■ **Goal**
Pull every "连州地下河" line out of the data below.

Saved entries:
######
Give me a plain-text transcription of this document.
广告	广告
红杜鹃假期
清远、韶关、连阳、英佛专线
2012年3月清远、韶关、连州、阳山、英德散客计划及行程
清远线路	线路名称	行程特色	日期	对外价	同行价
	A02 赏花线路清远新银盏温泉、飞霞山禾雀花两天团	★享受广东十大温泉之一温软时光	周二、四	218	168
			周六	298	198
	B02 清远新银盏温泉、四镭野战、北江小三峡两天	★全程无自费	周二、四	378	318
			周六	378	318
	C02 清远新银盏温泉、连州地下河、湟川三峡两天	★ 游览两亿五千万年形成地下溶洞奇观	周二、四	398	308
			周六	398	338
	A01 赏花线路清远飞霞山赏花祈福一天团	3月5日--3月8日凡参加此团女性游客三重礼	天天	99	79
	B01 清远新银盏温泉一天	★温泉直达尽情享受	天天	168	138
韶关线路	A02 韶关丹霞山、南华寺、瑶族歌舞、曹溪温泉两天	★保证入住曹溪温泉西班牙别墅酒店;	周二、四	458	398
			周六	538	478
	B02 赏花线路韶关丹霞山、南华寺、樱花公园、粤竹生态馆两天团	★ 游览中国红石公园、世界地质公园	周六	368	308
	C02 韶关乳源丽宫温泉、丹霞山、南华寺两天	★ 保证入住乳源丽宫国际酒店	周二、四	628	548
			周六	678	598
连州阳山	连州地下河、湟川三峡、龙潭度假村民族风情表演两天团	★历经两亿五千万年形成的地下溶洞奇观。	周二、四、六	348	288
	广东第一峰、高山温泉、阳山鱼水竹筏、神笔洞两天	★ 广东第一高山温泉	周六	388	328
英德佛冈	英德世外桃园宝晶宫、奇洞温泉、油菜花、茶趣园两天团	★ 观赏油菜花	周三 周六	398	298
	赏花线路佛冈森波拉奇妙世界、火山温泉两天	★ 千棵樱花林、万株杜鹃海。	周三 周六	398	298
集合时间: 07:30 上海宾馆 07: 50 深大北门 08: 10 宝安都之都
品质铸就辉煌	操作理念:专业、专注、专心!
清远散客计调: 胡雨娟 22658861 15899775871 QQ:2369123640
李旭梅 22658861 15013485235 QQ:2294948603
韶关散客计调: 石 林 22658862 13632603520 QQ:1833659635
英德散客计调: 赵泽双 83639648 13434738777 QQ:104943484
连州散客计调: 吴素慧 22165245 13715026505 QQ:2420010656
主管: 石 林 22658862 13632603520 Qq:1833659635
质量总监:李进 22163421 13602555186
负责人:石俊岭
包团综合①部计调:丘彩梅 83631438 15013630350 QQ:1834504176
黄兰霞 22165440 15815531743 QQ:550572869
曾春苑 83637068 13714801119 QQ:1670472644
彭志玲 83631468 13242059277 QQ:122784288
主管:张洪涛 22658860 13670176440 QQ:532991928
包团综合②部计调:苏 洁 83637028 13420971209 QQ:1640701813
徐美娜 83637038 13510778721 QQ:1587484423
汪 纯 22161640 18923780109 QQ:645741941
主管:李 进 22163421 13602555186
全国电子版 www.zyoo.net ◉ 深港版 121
######
■ **Output for this exercise**
	C02 清远新银盏温泉、连州地下河、湟川三峡两天	★ 游览两亿五千万年形成地下溶洞奇观	周二、四	398	308
连州阳山	连州地下河、湟川三峡、龙潭度假村民族风情表演两天团	★历经两亿五千万年形成的地下溶洞奇观。	周二、四、六	348	288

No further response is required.